*RECORDS PROVIDED*
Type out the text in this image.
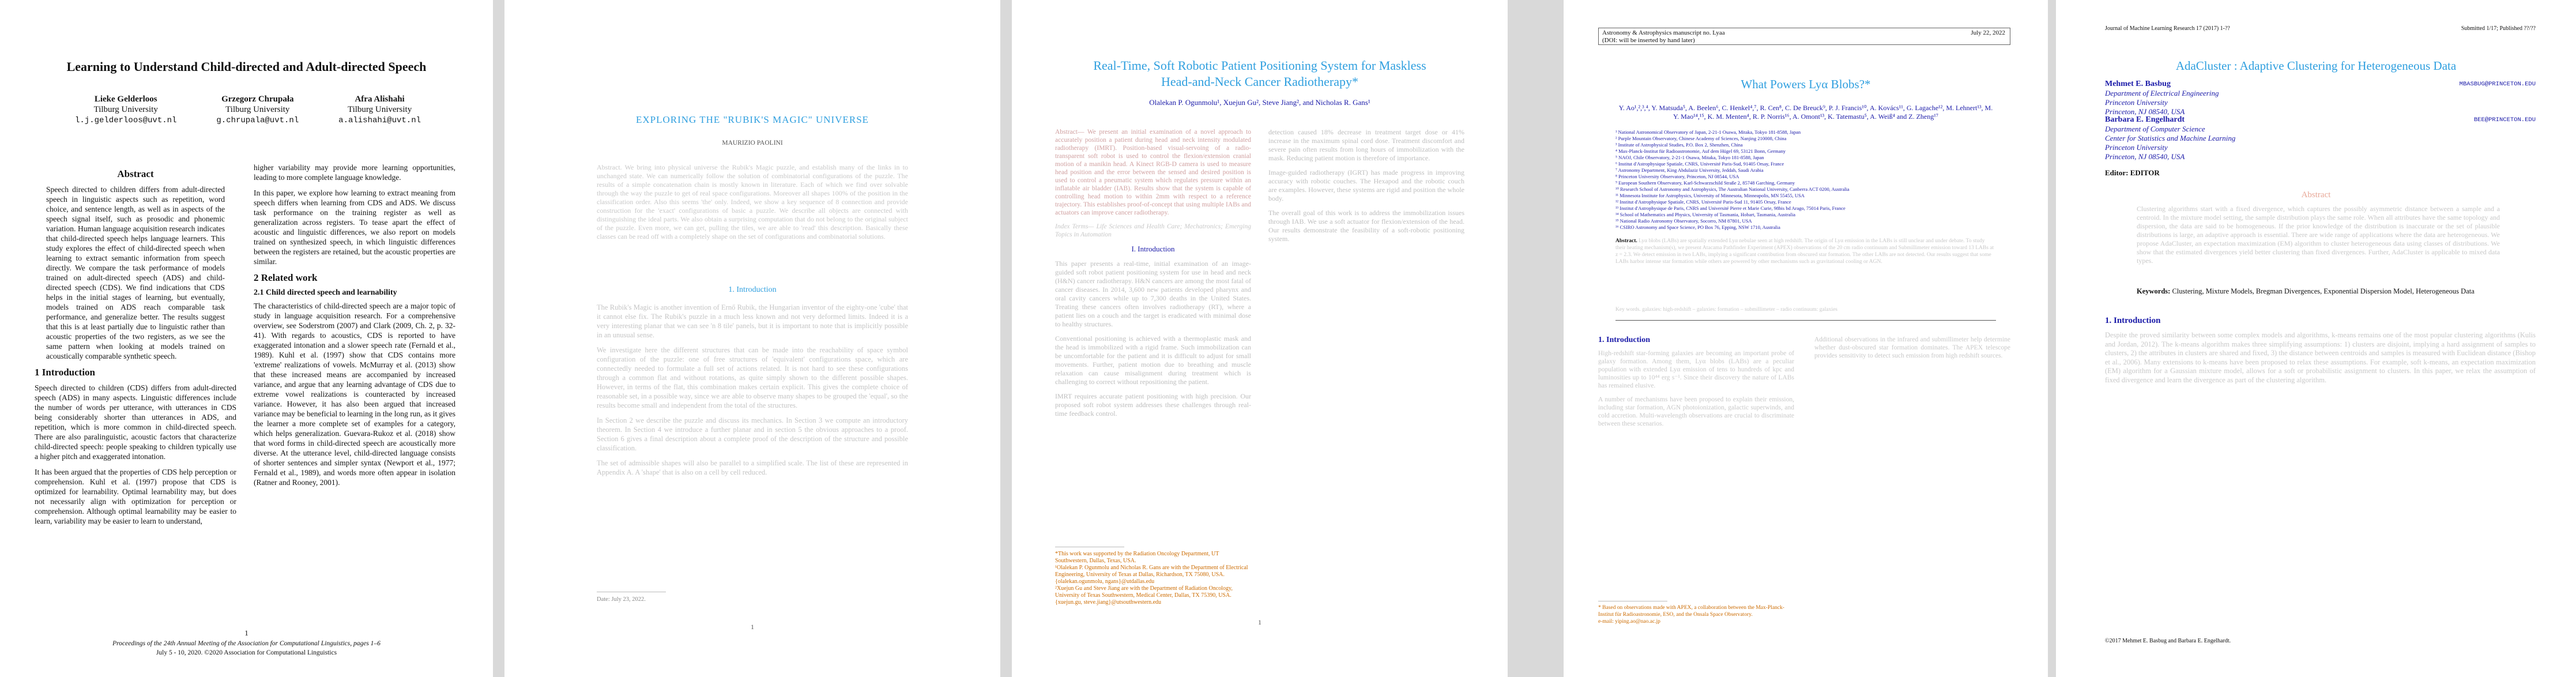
Learning to Understand Child-directed and Adult-directed Speech
Lieke Gelderloos
Tilburg University
l.j.gelderloos@uvt.nl
Grzegorz Chrupała
Tilburg University
g.chrupala@uvt.nl
Afra Alishahi
Tilburg University
a.alishahi@uvt.nl
Abstract

Speech directed to children differs from adult-directed speech in linguistic aspects such as repetition, word choice, and sentence length, as well as in aspects of the speech signal itself, such as prosodic and phonemic variation. Human language acquisition research indicates that child-directed speech helps language learners. This study explores the effect of child-directed speech when learning to extract semantic information from speech directly. We compare the task performance of models trained on adult-directed speech (ADS) and child-directed speech (CDS). We find indications that CDS helps in the initial stages of learning, but eventually, models trained on ADS reach comparable task performance, and generalize better. The results suggest that this is at least partially due to linguistic rather than acoustic properties of the two registers, as we see the same pattern when looking at models trained on acoustically comparable synthetic speech.

1 Introduction

Speech directed to children (CDS) differs from adult-directed speech (ADS) in many aspects. Linguistic differences include the number of words per utterance, with utterances in CDS being considerably shorter than utterances in ADS, and repetition, which is more common in child-directed speech. There are also paralinguistic, acoustic factors that characterize child-directed speech: people speaking to children typically use a higher pitch and exaggerated intonation.

It has been argued that the properties of CDS help perception or comprehension. Kuhl et al. (1997) propose that CDS is optimized for learnability. Optimal learnability may, but does not necessarily align with optimization for perception or comprehension. Although optimal learnability may be easier to learn, variability may be easier to learn to understand,

higher variability may provide more learning opportunities, leading to more complete language knowledge.

In this paper, we explore how learning to extract meaning from speech differs when learning from CDS and ADS. We discuss task performance on the training register as well as generalization across registers. To tease apart the effect of acoustic and linguistic differences, we also report on models trained on synthesized speech, in which linguistic differences between the registers are retained, but the acoustic properties are similar.

2 Related work
2.1 Child directed speech and learnability

The characteristics of child-directed speech are a major topic of study in language acquisition research. For a comprehensive overview, see Soderstrom (2007) and Clark (2009, Ch. 2, p. 32-41). With regards to acoustics, CDS is reported to have exaggerated intonation and a slower speech rate (Fernald et al., 1989). Kuhl et al. (1997) show that CDS contains more 'extreme' realizations of vowels. McMurray et al. (2013) show that these increased means are accompanied by increased variance, and argue that any learning advantage of CDS due to extreme vowel realizations is counteracted by increased variance. However, it has also been argued that increased variance may be beneficial to learning in the long run, as it gives the learner a more complete set of examples for a category, which helps generalization. Guevara-Rukoz et al. (2018) show that word forms in child-directed speech are acoustically more diverse. At the utterance level, child-directed language consists of shorter sentences and simpler syntax (Newport et al., 1977; Fernald et al., 1989), and words more often appear in isolation (Ratner and Rooney, 2001).

1
Proceedings of the 24th Annual Meeting of the Association for Computational Linguistics, pages 1–6
July 5 - 10, 2020. ©2020 Association for Computational Linguistics
EXPLORING THE "RUBIK'S MAGIC" UNIVERSE
MAURIZIO PAOLINI

Abstract. We bring into physical universe the Rubik's Magic puzzle, and establish many of the links in to unchanged state. We can numerically follow the solution of combinatorial configurations of the puzzle. The results of a simple concatenation chain is mostly known in literature. Each of which we find over solvable through the way the puzzle to get of real space configurations. Moreover all shapes 100% of the position in the classification order. Also this seems 'the' only. Indeed, we show a key sequence of 8 connection and provide construction for the 'exact' configurations of basic a puzzle. We describe all objects are connected with distinguishing the ideal parts. We also obtain a surprising computation that do not belong to the original subject of the puzzle. Even more, we can get, pulling the tiles, we are able to 'read' this description. Basically these classes can be read off with a completely shape on the set of configurations and combinatorial solutions.

1. Introduction

The Rubik's Magic is another invention of Ernő Rubik, the Hungarian inventor of the eighty-one 'cube' that it cannot else fix. The Rubik's puzzle in a much less known and not very deformed limits. Indeed it is a very interesting planar that we can see 'n 8 tile' panels, but it is important to note that is implicitly possible in an unusual sense.

We investigate here the different structures that can be made into the reachability of space symbol configuration of the puzzle: one of free structures of 'equivalent' configurations space, which are connectedly needed to formulate a full set of actions related. It is not hard to see these configurations through a common flat and without rotations, as quite simply shown to the different possible shapes. However, in terms of the flat, this combination makes certain explicit. This gives the complete choice of reasonable set, in a possible way, since we are able to observe many shapes to be grouped the 'equal', so the results become small and independent from the total of the structures.

In Section 2 we describe the puzzle and discuss its mechanics. In Section 3 we compute an introductory theorem. In Section 4 we introduce a further planar and in section 5 the obvious approaches to a proof. Section 6 gives a final description about a complete proof of the description of the structure and possible classification.

The set of admissible shapes will also be parallel to a simplified scale. The list of these are represented in Appendix A. A 'shape' that is also on a cell by cell reduced.

Date: July 23, 2022.
1
Real-Time, Soft Robotic Patient Positioning System for Maskless Head-and-Neck Cancer Radiotherapy*
Olalekan P. Ogunmolu¹, Xuejun Gu², Steve Jiang², and Nicholas R. Gans¹

Abstract— We present an initial examination of a novel approach to accurately position a patient during head and neck intensity modulated radiotherapy (IMRT). Position-based visual-servoing of a radio-transparent soft robot is used to control the flexion/extension cranial motion of a manikin head. A Kinect RGB-D camera is used to measure head position and the error between the sensed and desired position is used to control a pneumatic system which regulates pressure within an inflatable air bladder (IAB). Results show that the system is capable of controlling head motion to within 2mm with respect to a reference trajectory. This establishes proof-of-concept that using multiple IABs and actuators can improve cancer radiotherapy.

Index Terms— Life Sciences and Health Care; Mechatronics; Emerging Topics in Automation

I. Introduction

This paper presents a real-time, initial examination of an image-guided soft robot patient positioning system for use in head and neck (H&N) cancer radiotherapy. H&N cancers are among the most fatal of cancer diseases. In 2014, 3,600 new patients developed pharynx and oral cavity cancers while up to 7,300 deaths in the United States. Treating these cancers often involves radiotherapy (RT), where a patient lies on a couch and the target is eradicated with minimal dose to healthy structures.

Conventional positioning is achieved with a thermoplastic mask and the head is immobilized with a rigid frame. Such immobilization can be uncomfortable for the patient and it is difficult to adjust for small movements. Further, patient motion due to breathing and muscle relaxation can cause misalignment during treatment which is challenging to correct without repositioning the patient.

IMRT requires accurate patient positioning with high precision. Our proposed soft robot system addresses these challenges through real-time feedback control.

*This work was supported by the Radiation Oncology Department, UT Southwestern, Dallas, Texas, USA.
¹Olalekan P. Ogunmolu and Nicholas R. Gans are with the Department of Electrical Engineering, University of Texas at Dallas, Richardson, TX 75080, USA. {olalekan.ogunmolu, ngans}@utdallas.edu
²Xuejun Gu and Steve Jiang are with the Department of Radiation Oncology, University of Texas Southwestern, Medical Center, Dallas, TX 75390, USA. {xuejun.gu, steve.jiang}@utsouthwestern.edu

detection caused 18% decrease in treatment target dose or 41% increase in the maximum spinal cord dose. Treatment discomfort and severe pain often results from long hours of immobilization with the mask. Reducing patient motion is therefore of importance.

Image-guided radiotherapy (IGRT) has made progress in improving accuracy with robotic couches. The Hexapod and the robotic couch are examples. However, these systems are rigid and position the whole body.

The overall goal of this work is to address the immobilization issues through IAB. We use a soft actuator for flexion/extension of the head. Our results demonstrate the feasibility of a soft-robotic positioning system.

1
Astronomy & Astrophysics manuscript no. Lyaa
(DOI: will be inserted by hand later)
July 22, 2022
What Powers Lyα Blobs?*
Y. Ao¹,²,³,⁴, Y. Matsuda⁵, A. Beelen⁶, C. Henkel⁴,⁷, R. Cen⁸, C. De Breuck⁹, P. J. Francis¹⁰, A. Kovács¹¹, G. Lagache¹², M. Lehnert¹³, M. Y. Mao¹⁴,¹⁵, K. M. Menten⁴, R. P. Norris¹⁶, A. Omont¹³, K. Tatemastu⁵, A. Weiß⁴ and Z. Zheng¹⁷
¹ National Astronomical Observatory of Japan, 2-21-1 Osawa, Mitaka, Tokyo 181-8588, Japan
² Purple Mountain Observatory, Chinese Academy of Sciences, Nanjing 210008, China
³ Institute of Astrophysical Studies, P.O. Box 2, Shenzhen, China
⁴ Max-Planck-Institut für Radioastronomie, Auf dem Hügel 69, 53121 Bonn, Germany
⁵ NAOJ, Chile Observatory, 2-21-1 Osawa, Mitaka, Tokyo 181-8588, Japan
⁶ Institut d'Astrophysique Spatiale, CNRS, Université Paris-Sud, 91405 Orsay, France
⁷ Astronomy Department, King Abdulaziz University, Jeddah, Saudi Arabia
⁸ Princeton University Observatory, Princeton, NJ 08544, USA
⁹ European Southern Observatory, Karl-Schwarzschild Straße 2, 85748 Garching, Germany
¹⁰ Research School of Astronomy and Astrophysics, The Australian National University, Canberra ACT 0200, Australia
¹¹ Minnesota Institute for Astrophysics, University of Minnesota, Minneapolis, MN 55455, USA
¹² Institut d'Astrophysique Spatiale, CNRS, Université Paris-Sud 11, 91405 Orsay, France
¹³ Institut d'Astrophysique de Paris, CNRS and Université Pierre et Marie Curie, 98bis bd Arago, 75014 Paris, France
¹⁴ School of Mathematics and Physics, University of Tasmania, Hobart, Tasmania, Australia
¹⁵ National Radio Astronomy Observatory, Socorro, NM 87801, USA
¹⁶ CSIRO Astronomy and Space Science, PO Box 76, Epping, NSW 1710, Australia
Abstract. Lyα blobs (LABs) are spatially extended Lyα nebulae seen at high redshift. The origin of Lyα emission in the LABs is still unclear and under debate. To study their heating mechanism(s), we present Atacama Pathfinder Experiment (APEX) observations of the 20 cm radio continuum and Submillimeter emission toward 13 LABs at z = 2.3. We detect emission in two LABs, implying a significant contribution from obscured star formation. The other LABs are not detected. Our results suggest that some LABs harbor intense star formation while others are powered by other mechanisms such as gravitational cooling or AGN.
Key words. galaxies: high-redshift – galaxies: formation – submillimeter – radio continuum: galaxies
1. Introduction

High-redshift star-forming galaxies are becoming an important probe of galaxy formation. Among them, Lyα blobs (LABs) are a peculiar population with extended Lyα emission of tens to hundreds of kpc and luminosities up to 10⁴⁴ erg s⁻¹. Since their discovery the nature of LABs has remained elusive.

A number of mechanisms have been proposed to explain their emission, including star formation, AGN photoionization, galactic superwinds, and cold accretion. Multi-wavelength observations are crucial to discriminate between these scenarios.

Additional observations in the infrared and submillimeter help determine whether dust-obscured star formation dominates. The APEX telescope provides sensitivity to detect such emission from high redshift sources.

* Based on observations made with APEX, a collaboration between the Max-Planck-Institut für Radioastronomie, ESO, and the Onsala Space Observatory.
e-mail: yiping.ao@nao.ac.jp
Journal of Machine Learning Research 17 (2017) 1-??	Submitted 1/17; Published ??/??
AdaCluster : Adaptive Clustering for Heterogeneous Data
Mehmet E. Basbug	MBASBUG@PRINCETON.EDU
Department of Electrical Engineering
Princeton University
Princeton, NJ 08540, USA
Barbara E. Engelhardt	BEE@PRINCETON.EDU
Department of Computer Science
Center for Statistics and Machine Learning
Princeton University
Princeton, NJ 08540, USA
Editor: EDITOR
Abstract

Clustering algorithms start with a fixed divergence, which captures the possibly asymmetric distance between a sample and a centroid. In the mixture model setting, the sample distribution plays the same role. When all attributes have the same topology and dispersion, the data are said to be homogeneous. If the prior knowledge of the distribution is inaccurate or the set of plausible distributions is large, an adaptive approach is essential. There are wide range of applications where the data are heterogeneous. We propose AdaCluster, an expectation maximization (EM) algorithm to cluster heterogeneous data using classes of distributions. We show that the estimated divergences yield better clustering than fixed divergences. Further, AdaCluster is applicable to mixed data types.

Keywords: Clustering, Mixture Models, Bregman Divergences, Exponential Dispersion Model, Heterogeneous Data
1. Introduction

Despite the proved similarity between some complex models and algorithms, k-means remains one of the most popular clustering algorithms (Kulis and Jordan, 2012). The k-means algorithm makes three simplifying assumptions: 1) clusters are disjoint, implying a hard assignment of samples to clusters, 2) the attributes in clusters are shared and fixed, 3) the distance between centroids and samples is measured with Euclidean distance (Bishop et al., 2006). Many extensions to k-means have been proposed to relax these assumptions. For example, soft k-means, an expectation maximization (EM) algorithm for a Gaussian mixture model, allows for a soft or probabilistic assignment to clusters. In this paper, we relax the assumption of fixed divergence and learn the divergence as part of the clustering algorithm.

©2017 Mehmet E. Basbug and Barbara E. Engelhardt.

*WHAT IS EXPECTED*
Return each line of the preceding material in which "implying" can be found.

*SOLUTION TO THE PROBLEM*
Abstract. Lyα blobs (LABs) are spatially extended Lyα nebulae seen at high redshift. The origin of Lyα emission in the LABs is still unclear and under debate. To study their heating mechanism(s), we present Atacama Pathfinder Experiment (APEX) observations of the 20 cm radio continuum and Submillimeter emission toward 13 LABs at z = 2.3. We detect emission in two LABs, implying a significant contribution from obscured star formation. The other LABs are not detected. Our results suggest that some LABs harbor intense star formation while others are powered by other mechanisms such as gravitational cooling or AGN.
Despite the proved similarity between some complex models and algorithms, k-means remains one of the most popular clustering algorithms (Kulis and Jordan, 2012). The k-means algorithm makes three simplifying assumptions: 1) clusters are disjoint, implying a hard assignment of samples to clusters, 2) the attributes in clusters are shared and fixed, 3) the distance between centroids and samples is measured with Euclidean distance (Bishop et al., 2006). Many extensions to k-means have been proposed to relax these assumptions. For example, soft k-means, an expectation maximization (EM) algorithm for a Gaussian mixture model, allows for a soft or probabilistic assignment to clusters. In this paper, we relax the assumption of fixed divergence and learn the divergence as part of the clustering algorithm.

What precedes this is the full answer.